++++ PROVIDED INFORMATION
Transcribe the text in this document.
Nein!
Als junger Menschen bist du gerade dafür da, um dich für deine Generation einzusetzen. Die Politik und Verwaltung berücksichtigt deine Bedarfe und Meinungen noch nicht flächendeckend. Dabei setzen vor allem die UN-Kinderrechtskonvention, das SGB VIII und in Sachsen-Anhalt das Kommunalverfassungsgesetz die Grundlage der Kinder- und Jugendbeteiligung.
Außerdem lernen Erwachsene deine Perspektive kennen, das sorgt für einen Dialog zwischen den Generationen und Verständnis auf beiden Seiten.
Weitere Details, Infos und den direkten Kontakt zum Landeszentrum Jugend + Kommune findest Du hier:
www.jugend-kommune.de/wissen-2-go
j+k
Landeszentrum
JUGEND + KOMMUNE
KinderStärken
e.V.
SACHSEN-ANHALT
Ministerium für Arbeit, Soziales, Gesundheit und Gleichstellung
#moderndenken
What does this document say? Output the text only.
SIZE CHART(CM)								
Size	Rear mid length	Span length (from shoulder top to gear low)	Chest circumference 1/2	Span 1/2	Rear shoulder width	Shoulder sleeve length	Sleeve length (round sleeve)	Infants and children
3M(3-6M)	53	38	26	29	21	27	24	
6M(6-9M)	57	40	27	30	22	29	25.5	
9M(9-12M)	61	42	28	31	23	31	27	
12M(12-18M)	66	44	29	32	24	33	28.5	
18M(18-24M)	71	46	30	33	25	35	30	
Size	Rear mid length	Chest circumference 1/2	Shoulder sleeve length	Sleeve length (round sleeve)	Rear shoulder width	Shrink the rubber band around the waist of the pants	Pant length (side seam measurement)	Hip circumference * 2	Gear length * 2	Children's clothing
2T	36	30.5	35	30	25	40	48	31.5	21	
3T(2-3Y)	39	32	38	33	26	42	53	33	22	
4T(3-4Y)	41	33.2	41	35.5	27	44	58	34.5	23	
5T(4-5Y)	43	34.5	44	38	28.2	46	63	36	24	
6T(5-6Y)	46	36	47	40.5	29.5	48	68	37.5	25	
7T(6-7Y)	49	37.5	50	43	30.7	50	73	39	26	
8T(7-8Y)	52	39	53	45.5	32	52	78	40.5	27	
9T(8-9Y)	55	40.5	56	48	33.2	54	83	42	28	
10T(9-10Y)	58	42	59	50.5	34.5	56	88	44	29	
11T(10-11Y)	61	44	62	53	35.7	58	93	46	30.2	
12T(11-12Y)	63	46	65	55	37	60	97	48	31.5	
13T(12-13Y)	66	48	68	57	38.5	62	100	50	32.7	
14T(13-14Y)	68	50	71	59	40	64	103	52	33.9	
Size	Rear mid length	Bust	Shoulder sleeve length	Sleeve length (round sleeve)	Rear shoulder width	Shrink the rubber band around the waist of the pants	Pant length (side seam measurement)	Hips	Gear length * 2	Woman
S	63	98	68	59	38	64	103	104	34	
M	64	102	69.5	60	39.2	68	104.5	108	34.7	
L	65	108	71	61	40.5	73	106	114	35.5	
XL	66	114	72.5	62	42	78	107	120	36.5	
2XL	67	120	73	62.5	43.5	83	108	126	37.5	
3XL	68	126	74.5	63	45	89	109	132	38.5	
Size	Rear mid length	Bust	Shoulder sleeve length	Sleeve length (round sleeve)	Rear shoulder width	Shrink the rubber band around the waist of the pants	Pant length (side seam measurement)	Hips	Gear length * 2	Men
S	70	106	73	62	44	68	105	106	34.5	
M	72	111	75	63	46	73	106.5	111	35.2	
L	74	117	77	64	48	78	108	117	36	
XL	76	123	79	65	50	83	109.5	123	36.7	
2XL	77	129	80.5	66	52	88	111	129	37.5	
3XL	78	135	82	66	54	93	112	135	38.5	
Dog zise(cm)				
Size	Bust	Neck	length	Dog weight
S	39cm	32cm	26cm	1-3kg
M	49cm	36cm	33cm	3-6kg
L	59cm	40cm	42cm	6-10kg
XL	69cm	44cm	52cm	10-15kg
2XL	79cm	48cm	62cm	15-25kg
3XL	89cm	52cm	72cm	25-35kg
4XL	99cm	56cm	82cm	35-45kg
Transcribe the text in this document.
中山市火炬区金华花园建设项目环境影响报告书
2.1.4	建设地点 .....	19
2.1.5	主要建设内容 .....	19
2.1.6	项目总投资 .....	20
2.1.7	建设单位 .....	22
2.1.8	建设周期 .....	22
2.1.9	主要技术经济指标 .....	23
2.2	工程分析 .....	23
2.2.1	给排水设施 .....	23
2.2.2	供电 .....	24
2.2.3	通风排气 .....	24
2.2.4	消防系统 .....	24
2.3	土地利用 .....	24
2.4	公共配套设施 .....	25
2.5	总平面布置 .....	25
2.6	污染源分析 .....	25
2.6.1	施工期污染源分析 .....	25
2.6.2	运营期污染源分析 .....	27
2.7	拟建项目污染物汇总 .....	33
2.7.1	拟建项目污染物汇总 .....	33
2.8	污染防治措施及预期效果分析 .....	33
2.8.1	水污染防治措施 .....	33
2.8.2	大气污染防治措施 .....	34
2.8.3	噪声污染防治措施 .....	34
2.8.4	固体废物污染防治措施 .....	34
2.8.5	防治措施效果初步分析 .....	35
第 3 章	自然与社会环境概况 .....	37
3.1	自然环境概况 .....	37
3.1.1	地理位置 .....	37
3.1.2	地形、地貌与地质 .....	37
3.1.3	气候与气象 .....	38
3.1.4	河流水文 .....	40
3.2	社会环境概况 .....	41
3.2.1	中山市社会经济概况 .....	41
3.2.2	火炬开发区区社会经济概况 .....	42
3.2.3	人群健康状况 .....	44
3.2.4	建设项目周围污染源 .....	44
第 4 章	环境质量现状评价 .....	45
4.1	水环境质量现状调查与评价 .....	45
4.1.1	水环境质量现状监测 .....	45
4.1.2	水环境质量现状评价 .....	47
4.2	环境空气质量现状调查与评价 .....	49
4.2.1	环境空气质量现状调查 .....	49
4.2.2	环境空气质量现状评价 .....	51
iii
++++++++
Show every line from the entries above in which "width" appears.

Size	Rear mid length	Span length (from shoulder top to gear low)	Chest circumference 1/2	Span 1/2	Rear shoulder width	Shoulder sleeve length	Sleeve length (round sleeve)	Infants and children
Size	Rear mid length	Chest circumference 1/2	Shoulder sleeve length	Sleeve length (round sleeve)	Rear shoulder width	Shrink the rubber band around the waist of the pants	Pant length (side seam measurement)	Hip circumference * 2	Gear length * 2	Children's clothing
Size	Rear mid length	Bust	Shoulder sleeve length	Sleeve length (round sleeve)	Rear shoulder width	Shrink the rubber band around the waist of the pants	Pant length (side seam measurement)	Hips	Gear length * 2	Woman
Size	Rear mid length	Bust	Shoulder sleeve length	Sleeve length (round sleeve)	Rear shoulder width	Shrink the rubber band around the waist of the pants	Pant length (side seam measurement)	Hips	Gear length * 2	Men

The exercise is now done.